**** STORED RECORDS
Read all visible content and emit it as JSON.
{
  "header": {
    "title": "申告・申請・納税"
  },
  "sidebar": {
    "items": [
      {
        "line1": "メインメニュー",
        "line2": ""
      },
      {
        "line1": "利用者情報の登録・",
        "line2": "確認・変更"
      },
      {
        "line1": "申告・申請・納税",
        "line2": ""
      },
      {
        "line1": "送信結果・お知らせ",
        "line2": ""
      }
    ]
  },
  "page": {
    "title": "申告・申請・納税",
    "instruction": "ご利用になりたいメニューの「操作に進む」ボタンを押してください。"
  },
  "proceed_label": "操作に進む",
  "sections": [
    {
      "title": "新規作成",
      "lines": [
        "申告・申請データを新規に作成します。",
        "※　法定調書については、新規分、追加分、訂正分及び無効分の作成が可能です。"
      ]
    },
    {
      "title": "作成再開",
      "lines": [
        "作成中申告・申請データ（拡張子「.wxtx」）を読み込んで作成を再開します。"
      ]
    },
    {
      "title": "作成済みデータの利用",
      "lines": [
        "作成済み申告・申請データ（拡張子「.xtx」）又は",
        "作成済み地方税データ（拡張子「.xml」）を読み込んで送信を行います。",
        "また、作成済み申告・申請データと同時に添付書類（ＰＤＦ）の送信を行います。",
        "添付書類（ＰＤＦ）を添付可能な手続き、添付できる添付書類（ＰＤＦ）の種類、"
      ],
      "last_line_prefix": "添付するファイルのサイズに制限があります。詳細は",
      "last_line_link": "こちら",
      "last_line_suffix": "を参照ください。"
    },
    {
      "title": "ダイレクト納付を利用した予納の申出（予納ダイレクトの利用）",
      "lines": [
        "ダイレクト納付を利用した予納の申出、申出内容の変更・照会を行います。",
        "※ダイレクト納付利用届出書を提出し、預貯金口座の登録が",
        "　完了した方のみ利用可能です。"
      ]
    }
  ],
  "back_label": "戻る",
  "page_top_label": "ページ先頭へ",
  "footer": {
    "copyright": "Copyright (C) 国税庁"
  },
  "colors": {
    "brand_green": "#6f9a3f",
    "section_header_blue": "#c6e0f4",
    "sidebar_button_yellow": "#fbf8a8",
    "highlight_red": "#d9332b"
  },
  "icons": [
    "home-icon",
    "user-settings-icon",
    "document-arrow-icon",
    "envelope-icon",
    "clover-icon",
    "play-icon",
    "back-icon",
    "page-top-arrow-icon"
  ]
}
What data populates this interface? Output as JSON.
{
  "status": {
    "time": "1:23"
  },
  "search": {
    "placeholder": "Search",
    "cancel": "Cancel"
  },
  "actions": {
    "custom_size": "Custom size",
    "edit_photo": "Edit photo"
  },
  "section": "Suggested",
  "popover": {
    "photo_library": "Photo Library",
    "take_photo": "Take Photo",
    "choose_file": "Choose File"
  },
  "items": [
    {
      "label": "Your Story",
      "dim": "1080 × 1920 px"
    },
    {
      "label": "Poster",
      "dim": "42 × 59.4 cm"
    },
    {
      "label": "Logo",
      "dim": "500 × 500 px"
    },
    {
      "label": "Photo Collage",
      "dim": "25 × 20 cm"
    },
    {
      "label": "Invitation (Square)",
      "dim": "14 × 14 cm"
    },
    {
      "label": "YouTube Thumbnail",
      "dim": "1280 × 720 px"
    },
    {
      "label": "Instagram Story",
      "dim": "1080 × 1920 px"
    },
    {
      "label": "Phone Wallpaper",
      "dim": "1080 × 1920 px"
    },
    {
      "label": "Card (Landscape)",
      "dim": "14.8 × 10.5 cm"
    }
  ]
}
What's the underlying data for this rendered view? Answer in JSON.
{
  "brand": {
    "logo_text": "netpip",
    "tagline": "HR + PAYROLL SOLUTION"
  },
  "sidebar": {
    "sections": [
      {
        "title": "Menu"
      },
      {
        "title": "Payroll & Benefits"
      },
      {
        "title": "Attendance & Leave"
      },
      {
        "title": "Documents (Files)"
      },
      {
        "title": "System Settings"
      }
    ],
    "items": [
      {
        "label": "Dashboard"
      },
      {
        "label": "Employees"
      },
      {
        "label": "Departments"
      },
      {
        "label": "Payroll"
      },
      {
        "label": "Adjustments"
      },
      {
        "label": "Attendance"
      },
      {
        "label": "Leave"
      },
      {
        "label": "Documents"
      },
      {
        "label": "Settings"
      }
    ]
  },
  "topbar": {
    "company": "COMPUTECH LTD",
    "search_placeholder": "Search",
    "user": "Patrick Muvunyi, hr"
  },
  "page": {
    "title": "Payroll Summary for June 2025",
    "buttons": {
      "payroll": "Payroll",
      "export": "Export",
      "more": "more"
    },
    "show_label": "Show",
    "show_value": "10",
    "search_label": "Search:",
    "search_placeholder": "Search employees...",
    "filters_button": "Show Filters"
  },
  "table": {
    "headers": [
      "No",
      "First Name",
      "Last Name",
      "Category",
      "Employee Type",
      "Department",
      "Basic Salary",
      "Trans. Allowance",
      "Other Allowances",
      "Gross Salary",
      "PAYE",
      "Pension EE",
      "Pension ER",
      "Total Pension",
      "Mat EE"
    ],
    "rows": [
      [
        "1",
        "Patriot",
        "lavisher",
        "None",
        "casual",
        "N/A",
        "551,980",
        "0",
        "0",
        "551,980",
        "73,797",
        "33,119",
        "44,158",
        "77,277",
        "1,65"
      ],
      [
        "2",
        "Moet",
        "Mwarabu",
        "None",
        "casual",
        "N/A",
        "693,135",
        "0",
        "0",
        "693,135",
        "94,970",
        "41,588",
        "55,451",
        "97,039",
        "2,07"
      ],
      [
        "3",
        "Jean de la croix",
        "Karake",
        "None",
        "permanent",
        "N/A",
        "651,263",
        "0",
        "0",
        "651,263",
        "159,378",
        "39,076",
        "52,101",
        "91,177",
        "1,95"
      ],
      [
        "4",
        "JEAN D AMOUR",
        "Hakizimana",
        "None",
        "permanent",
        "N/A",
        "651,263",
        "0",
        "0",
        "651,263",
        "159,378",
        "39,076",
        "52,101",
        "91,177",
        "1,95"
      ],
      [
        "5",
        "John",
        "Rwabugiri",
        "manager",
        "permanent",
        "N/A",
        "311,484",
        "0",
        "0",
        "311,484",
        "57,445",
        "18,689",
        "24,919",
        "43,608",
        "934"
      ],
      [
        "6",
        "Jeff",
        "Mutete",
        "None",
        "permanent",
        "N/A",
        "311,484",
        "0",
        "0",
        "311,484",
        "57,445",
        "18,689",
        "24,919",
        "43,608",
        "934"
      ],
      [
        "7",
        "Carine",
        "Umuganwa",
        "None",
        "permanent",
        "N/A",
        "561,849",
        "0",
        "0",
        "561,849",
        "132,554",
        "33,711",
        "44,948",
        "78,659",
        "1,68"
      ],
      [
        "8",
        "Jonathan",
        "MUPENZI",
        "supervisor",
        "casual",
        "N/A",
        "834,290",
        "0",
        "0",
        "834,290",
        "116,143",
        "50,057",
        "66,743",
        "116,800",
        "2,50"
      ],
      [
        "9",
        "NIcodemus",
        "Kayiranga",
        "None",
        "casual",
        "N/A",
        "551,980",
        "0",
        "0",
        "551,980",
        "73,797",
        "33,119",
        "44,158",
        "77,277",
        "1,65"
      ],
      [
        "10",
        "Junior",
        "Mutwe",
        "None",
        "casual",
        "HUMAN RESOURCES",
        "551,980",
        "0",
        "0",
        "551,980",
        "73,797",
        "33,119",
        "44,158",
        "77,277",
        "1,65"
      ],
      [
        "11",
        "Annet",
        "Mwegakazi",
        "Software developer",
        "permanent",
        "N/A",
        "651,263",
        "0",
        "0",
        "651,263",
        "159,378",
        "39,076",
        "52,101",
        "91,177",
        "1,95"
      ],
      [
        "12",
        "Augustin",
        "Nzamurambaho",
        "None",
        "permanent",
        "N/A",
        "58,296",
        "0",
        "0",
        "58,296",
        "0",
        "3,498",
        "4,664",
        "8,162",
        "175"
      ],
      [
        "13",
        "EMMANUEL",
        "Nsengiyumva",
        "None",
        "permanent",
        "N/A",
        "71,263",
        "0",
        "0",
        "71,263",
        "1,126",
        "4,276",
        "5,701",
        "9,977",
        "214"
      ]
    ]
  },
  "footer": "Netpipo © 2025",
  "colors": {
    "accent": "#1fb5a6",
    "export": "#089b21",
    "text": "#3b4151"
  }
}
********
## EXERCISE BRIEF:
Copy out all lines that carry the word "data".

## IN RESPONSE:
What data populates this interface? Output as JSON.
What's the underlying data for this rendered view? Answer in JSON.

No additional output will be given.